▶ The input
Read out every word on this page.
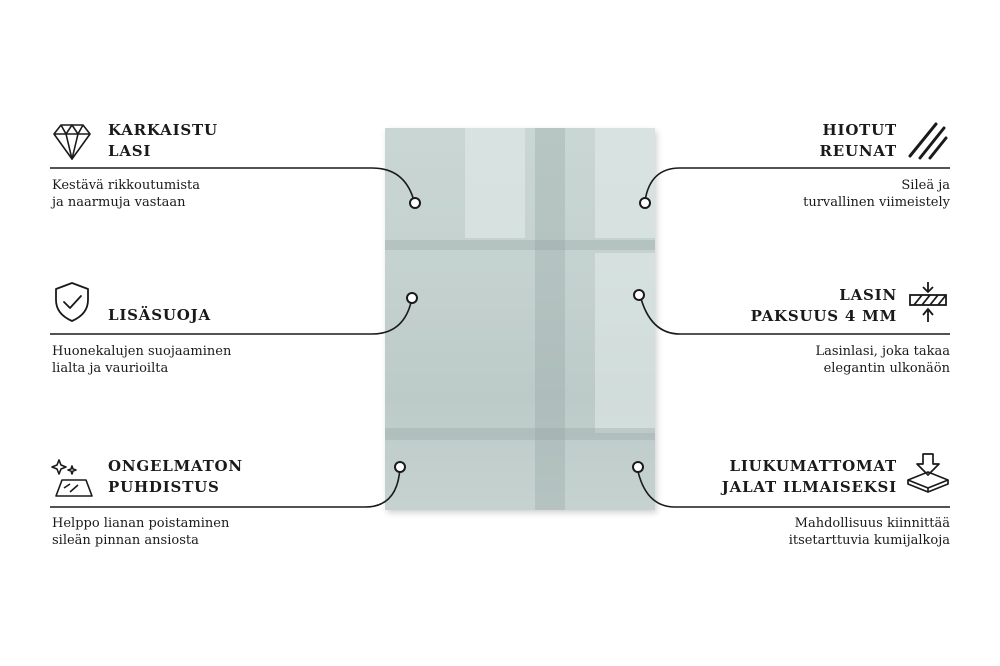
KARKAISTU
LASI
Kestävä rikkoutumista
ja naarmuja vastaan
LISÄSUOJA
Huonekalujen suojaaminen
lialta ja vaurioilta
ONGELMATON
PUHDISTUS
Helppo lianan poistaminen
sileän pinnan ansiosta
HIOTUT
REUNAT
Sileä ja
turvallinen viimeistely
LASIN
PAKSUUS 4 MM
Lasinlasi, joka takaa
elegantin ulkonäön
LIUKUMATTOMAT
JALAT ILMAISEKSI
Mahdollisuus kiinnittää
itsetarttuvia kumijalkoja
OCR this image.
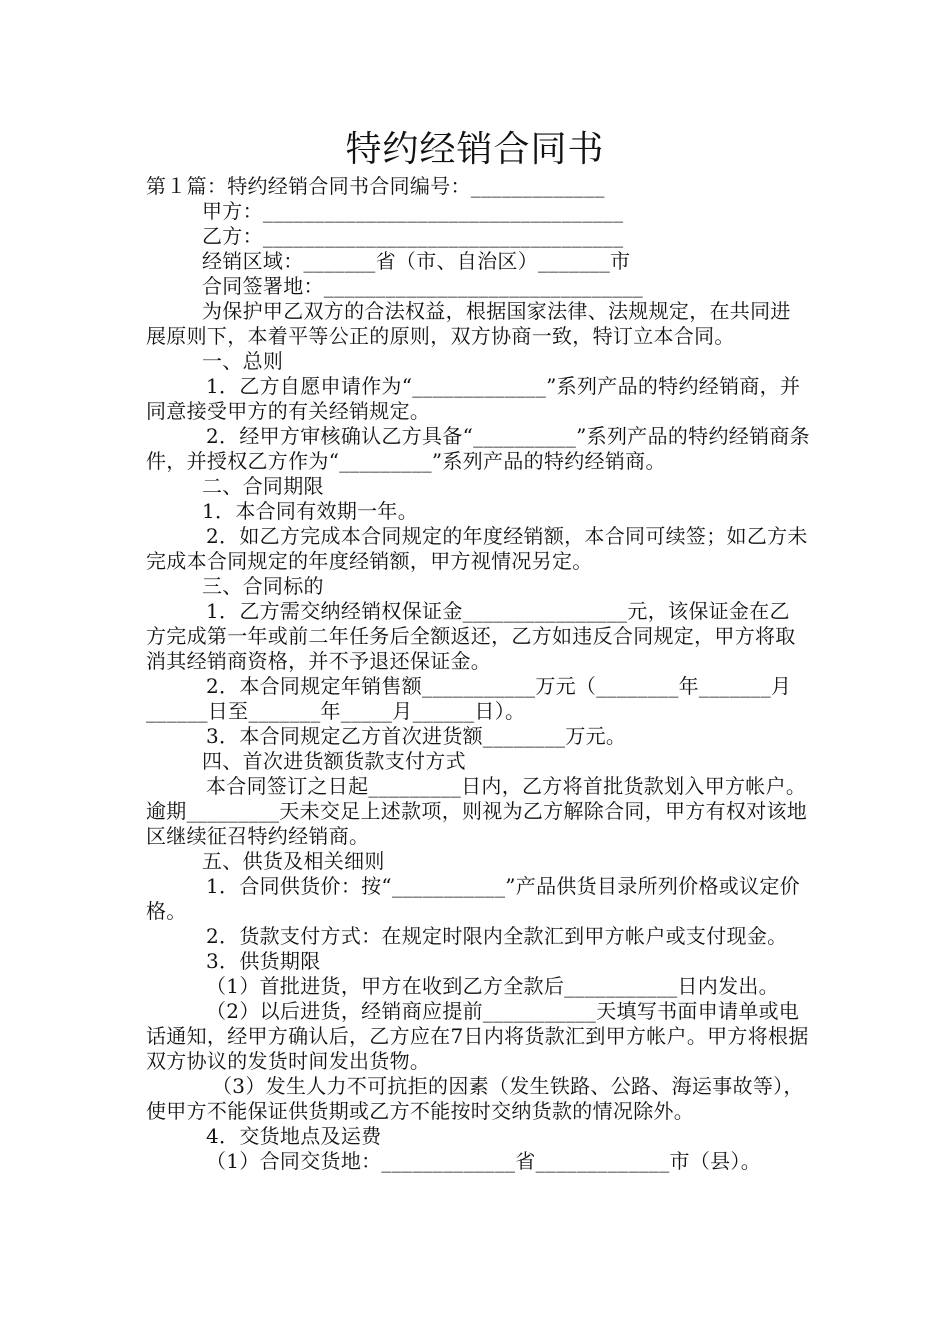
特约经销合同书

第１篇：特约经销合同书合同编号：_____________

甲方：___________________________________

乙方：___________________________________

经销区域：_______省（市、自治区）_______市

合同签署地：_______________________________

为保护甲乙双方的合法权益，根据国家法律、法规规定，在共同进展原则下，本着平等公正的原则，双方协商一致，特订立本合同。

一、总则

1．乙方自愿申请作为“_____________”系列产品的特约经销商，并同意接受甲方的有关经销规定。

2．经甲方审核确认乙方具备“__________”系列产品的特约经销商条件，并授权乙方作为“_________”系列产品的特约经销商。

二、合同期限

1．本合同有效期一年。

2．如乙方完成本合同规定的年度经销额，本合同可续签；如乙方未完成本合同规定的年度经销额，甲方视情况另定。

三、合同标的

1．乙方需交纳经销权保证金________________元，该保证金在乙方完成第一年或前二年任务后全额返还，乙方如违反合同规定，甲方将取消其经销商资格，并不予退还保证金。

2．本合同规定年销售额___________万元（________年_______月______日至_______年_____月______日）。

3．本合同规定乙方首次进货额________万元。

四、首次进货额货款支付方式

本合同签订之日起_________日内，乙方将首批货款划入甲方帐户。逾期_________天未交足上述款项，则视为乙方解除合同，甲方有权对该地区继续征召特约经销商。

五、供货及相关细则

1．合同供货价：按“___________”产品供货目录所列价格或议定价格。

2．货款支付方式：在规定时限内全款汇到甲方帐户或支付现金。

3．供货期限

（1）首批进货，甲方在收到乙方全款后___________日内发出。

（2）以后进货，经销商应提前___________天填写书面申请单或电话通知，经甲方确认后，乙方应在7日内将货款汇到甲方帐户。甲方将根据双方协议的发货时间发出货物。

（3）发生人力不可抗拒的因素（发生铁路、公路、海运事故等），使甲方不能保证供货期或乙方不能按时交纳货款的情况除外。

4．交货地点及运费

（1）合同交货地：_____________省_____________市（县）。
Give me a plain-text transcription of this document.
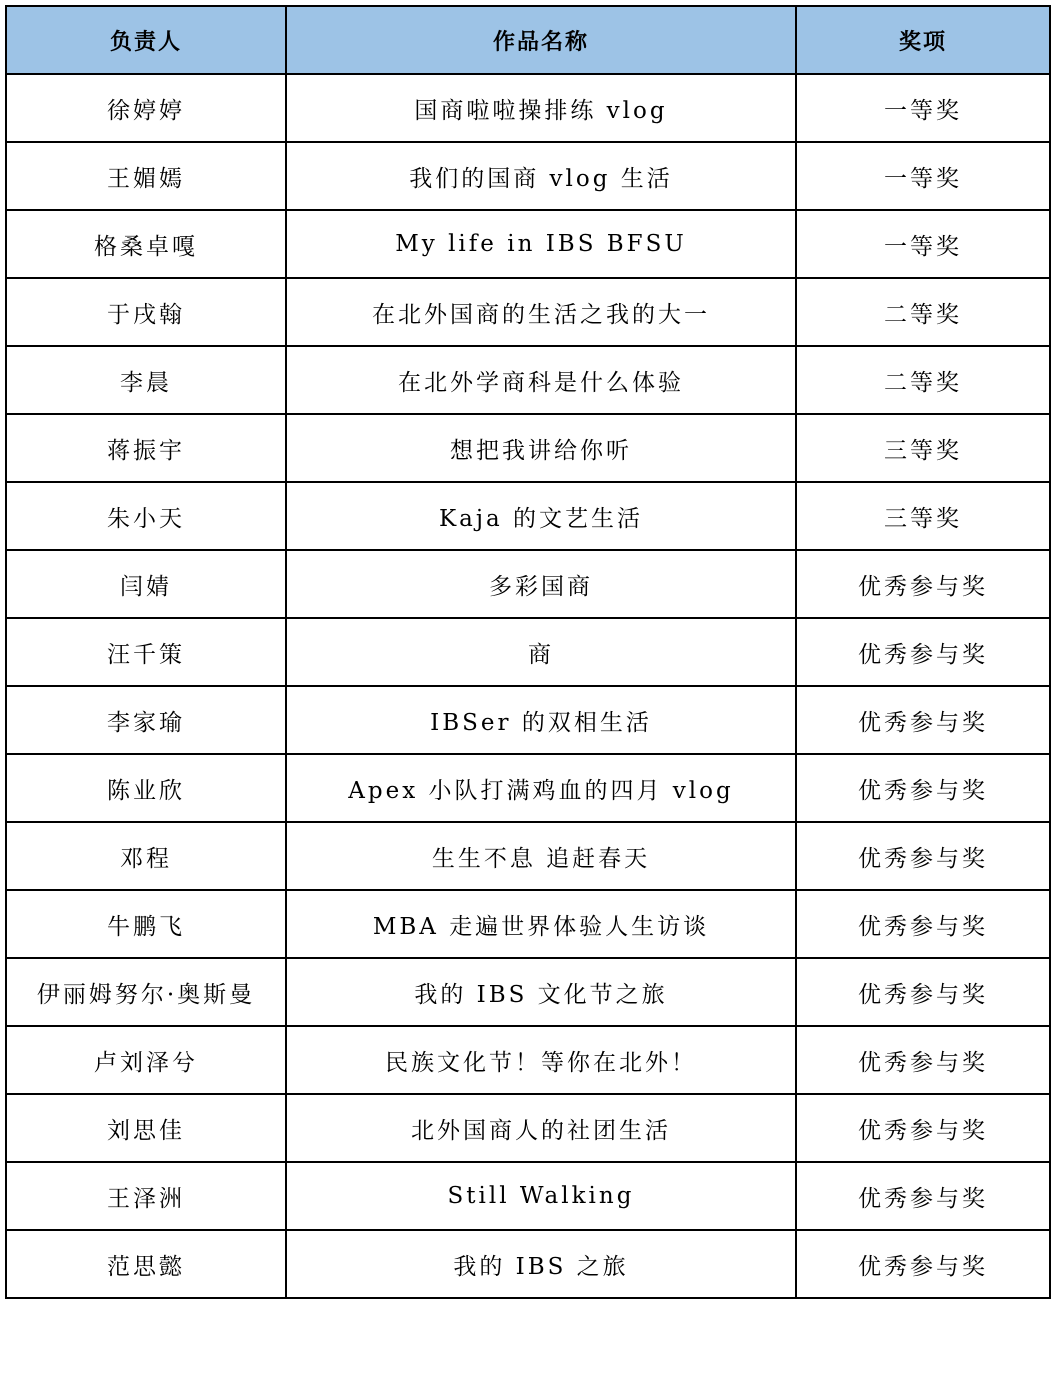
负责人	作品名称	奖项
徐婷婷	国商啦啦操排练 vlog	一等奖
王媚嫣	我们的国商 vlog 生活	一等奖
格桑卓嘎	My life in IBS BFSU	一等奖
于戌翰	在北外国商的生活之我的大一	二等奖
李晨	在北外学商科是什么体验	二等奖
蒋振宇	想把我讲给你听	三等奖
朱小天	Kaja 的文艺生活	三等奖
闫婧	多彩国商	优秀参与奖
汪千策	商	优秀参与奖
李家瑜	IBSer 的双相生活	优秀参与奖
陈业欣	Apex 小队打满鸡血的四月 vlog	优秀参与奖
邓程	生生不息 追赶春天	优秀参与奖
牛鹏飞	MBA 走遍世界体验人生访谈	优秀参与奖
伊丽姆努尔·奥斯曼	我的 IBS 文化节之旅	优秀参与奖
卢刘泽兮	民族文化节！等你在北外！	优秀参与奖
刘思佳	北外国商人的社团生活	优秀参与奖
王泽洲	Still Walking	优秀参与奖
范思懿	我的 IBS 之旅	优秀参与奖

▶ Request
Which lines contain the word "系列产品的特约经销商"? Copy each one.

▶ Worked solution
1．乙方自愿申请作为“_____________”系列产品的特约经销商，并同意接受甲方的有关经销规定。
2．经甲方审核确认乙方具备“__________”系列产品的特约经销商条件，并授权乙方作为“_________”系列产品的特约经销商。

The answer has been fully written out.